Given exercise: Quote only the lines from the one containing "Read out every word on this page." through the final line, both included, and omit the pictures.

Record list:
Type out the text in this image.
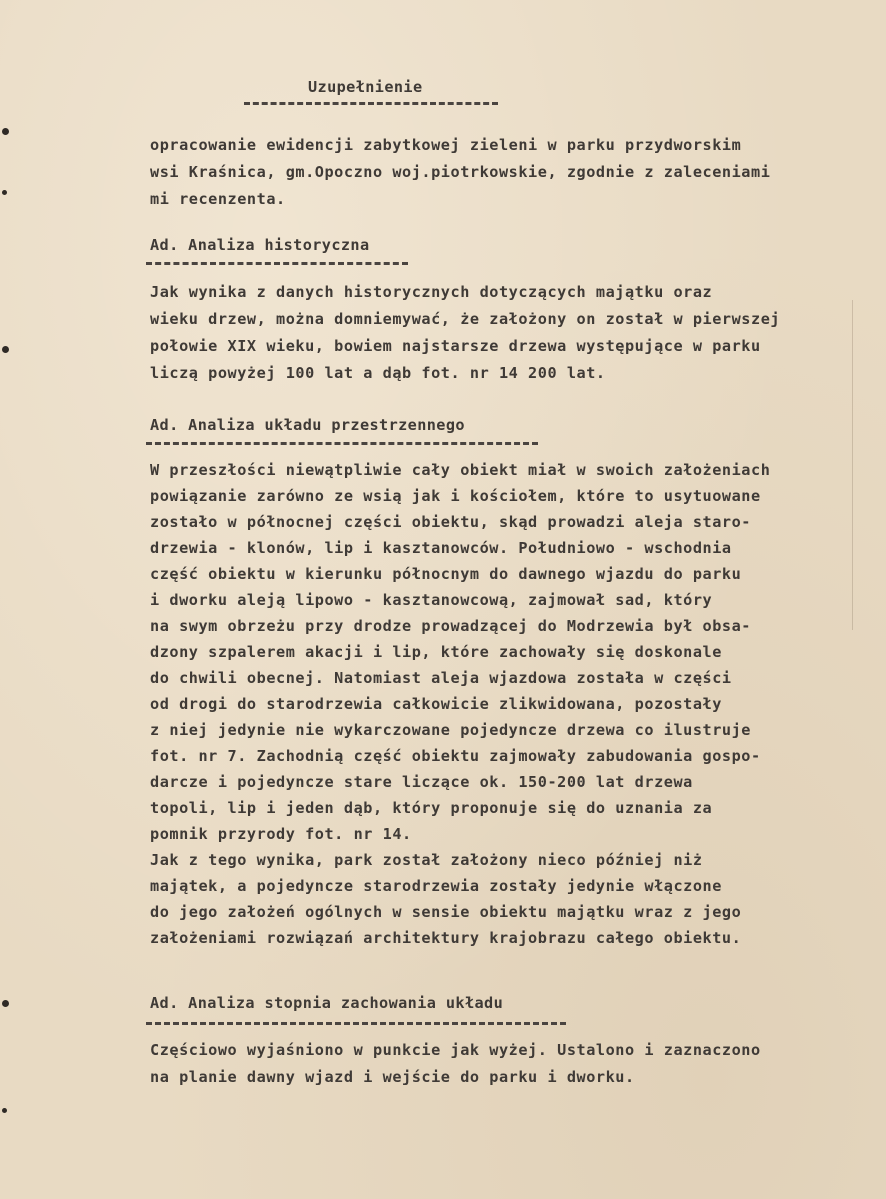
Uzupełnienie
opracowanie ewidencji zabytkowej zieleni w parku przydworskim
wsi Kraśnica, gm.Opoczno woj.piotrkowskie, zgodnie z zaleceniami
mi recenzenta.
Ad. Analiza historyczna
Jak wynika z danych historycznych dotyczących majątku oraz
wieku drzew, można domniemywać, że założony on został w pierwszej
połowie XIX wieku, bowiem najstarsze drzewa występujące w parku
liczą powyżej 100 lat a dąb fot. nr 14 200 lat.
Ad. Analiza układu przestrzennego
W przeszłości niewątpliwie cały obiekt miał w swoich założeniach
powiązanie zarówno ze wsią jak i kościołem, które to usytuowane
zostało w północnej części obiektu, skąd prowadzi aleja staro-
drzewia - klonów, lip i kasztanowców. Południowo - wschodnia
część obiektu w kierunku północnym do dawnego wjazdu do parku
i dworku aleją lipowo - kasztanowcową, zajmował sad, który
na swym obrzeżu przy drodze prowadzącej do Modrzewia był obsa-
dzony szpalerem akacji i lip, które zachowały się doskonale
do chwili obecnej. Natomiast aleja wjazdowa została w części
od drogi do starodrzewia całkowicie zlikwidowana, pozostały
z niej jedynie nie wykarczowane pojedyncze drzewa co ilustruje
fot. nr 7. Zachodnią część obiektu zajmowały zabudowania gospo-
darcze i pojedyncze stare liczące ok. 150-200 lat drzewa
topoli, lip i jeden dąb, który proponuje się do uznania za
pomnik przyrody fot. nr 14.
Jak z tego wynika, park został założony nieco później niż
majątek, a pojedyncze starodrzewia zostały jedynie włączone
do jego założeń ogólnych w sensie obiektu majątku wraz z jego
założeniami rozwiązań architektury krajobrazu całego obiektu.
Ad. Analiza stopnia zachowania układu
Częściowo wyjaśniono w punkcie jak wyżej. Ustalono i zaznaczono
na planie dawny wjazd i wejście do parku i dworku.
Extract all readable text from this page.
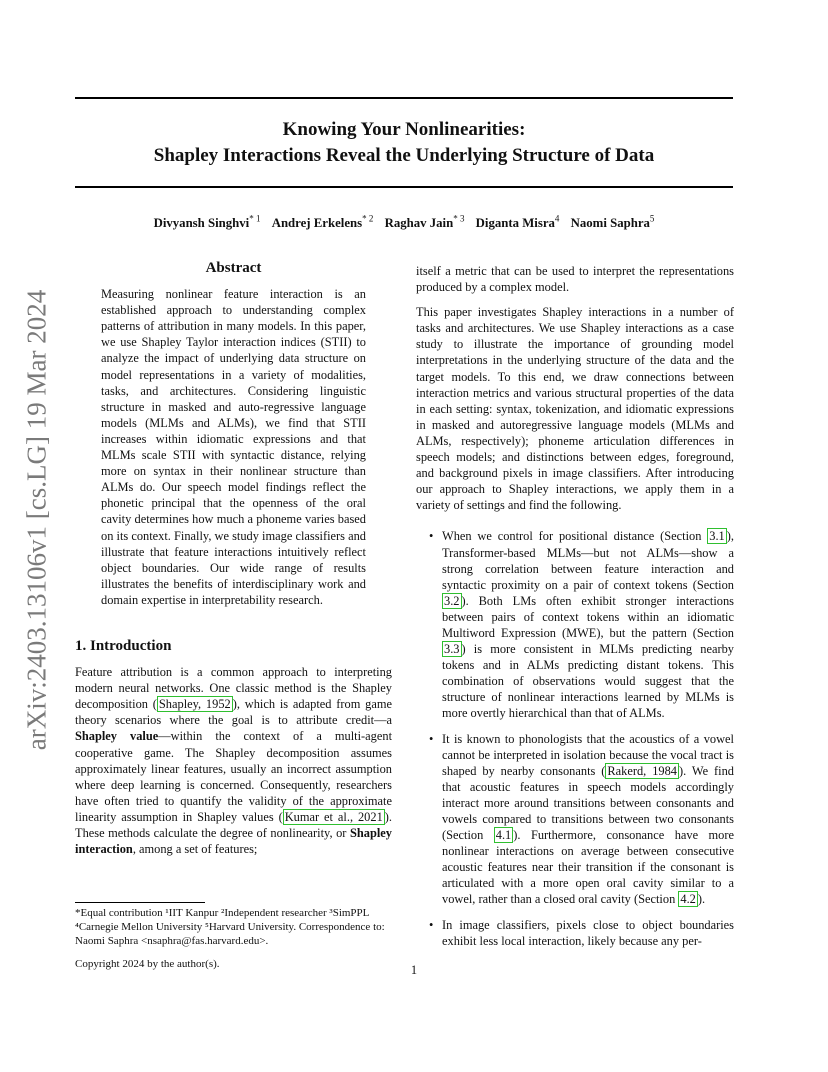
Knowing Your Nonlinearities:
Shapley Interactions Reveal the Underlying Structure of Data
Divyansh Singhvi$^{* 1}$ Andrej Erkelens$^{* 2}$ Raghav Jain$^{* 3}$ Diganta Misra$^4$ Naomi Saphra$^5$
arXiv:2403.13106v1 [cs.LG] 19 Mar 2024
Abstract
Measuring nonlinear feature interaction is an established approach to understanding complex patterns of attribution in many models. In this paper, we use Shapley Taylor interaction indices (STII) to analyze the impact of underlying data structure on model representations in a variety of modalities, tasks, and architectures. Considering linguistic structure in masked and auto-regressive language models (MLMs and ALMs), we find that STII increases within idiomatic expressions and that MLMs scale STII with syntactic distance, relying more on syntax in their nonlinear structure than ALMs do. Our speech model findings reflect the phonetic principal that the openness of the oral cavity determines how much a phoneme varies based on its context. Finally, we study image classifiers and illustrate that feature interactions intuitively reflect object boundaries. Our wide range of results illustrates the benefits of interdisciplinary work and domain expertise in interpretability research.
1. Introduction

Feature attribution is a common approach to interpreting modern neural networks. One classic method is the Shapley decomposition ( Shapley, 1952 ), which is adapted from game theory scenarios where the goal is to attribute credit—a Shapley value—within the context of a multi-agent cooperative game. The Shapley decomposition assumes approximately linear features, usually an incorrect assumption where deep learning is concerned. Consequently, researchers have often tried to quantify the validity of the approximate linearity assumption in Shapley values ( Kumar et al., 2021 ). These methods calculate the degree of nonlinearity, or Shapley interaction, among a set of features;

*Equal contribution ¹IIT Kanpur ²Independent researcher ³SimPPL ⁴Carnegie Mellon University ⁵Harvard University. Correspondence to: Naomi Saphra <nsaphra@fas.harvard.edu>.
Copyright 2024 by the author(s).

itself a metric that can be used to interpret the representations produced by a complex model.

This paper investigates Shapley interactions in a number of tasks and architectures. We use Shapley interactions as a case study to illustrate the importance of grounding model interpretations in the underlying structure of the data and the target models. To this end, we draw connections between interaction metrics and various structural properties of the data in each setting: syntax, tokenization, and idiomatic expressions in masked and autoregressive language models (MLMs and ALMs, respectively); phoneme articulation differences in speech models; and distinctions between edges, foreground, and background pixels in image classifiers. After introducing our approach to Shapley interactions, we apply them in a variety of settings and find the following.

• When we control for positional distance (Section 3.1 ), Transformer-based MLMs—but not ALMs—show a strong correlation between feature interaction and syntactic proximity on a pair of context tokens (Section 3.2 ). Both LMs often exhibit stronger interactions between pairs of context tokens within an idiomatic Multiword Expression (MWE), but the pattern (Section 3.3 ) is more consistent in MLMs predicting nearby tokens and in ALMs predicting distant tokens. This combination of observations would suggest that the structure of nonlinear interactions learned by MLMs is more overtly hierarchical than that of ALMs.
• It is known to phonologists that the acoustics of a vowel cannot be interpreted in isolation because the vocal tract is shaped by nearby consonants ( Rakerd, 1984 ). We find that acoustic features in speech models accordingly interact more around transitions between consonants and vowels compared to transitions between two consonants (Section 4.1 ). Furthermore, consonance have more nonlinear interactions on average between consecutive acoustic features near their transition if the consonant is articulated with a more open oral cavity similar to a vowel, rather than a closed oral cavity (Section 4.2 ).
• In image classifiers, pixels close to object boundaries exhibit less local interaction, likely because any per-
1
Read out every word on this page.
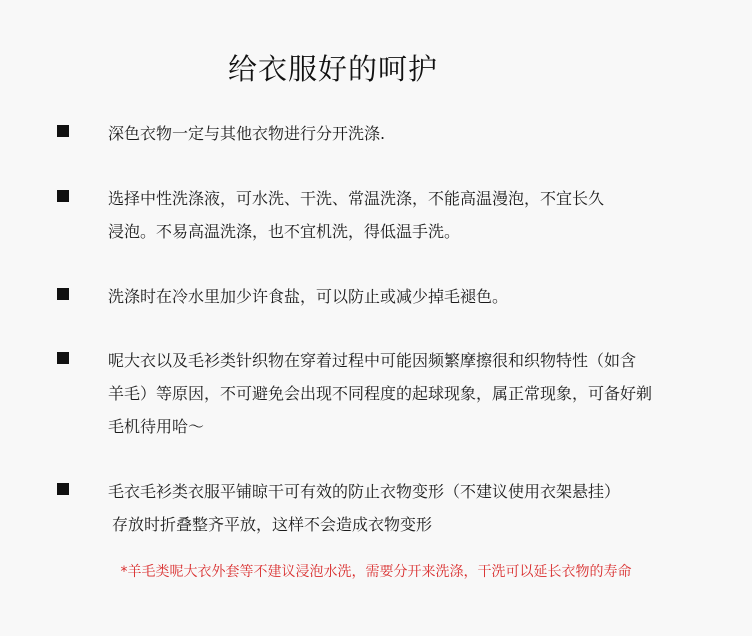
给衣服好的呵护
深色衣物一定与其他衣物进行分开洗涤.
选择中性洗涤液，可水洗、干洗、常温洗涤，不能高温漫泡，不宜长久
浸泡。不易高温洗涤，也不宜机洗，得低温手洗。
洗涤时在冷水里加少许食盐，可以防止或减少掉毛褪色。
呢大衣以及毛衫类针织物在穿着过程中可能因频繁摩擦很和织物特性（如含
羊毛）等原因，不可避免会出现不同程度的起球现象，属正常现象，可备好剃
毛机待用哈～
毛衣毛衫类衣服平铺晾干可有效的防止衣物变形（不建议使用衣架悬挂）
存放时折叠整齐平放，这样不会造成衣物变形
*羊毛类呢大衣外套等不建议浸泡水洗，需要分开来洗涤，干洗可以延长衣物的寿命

Answer to this task:
Read out every word on this page.
给衣服好的呵护
深色衣物一定与其他衣物进行分开洗涤.
选择中性洗涤液，可水洗、干洗、常温洗涤，不能高温漫泡，不宜长久
浸泡。不易高温洗涤，也不宜机洗，得低温手洗。
洗涤时在冷水里加少许食盐，可以防止或减少掉毛褪色。
呢大衣以及毛衫类针织物在穿着过程中可能因频繁摩擦很和织物特性（如含
羊毛）等原因，不可避免会出现不同程度的起球现象，属正常现象，可备好剃
毛机待用哈～
毛衣毛衫类衣服平铺晾干可有效的防止衣物变形（不建议使用衣架悬挂）
存放时折叠整齐平放，这样不会造成衣物变形
*羊毛类呢大衣外套等不建议浸泡水洗，需要分开来洗涤，干洗可以延长衣物的寿命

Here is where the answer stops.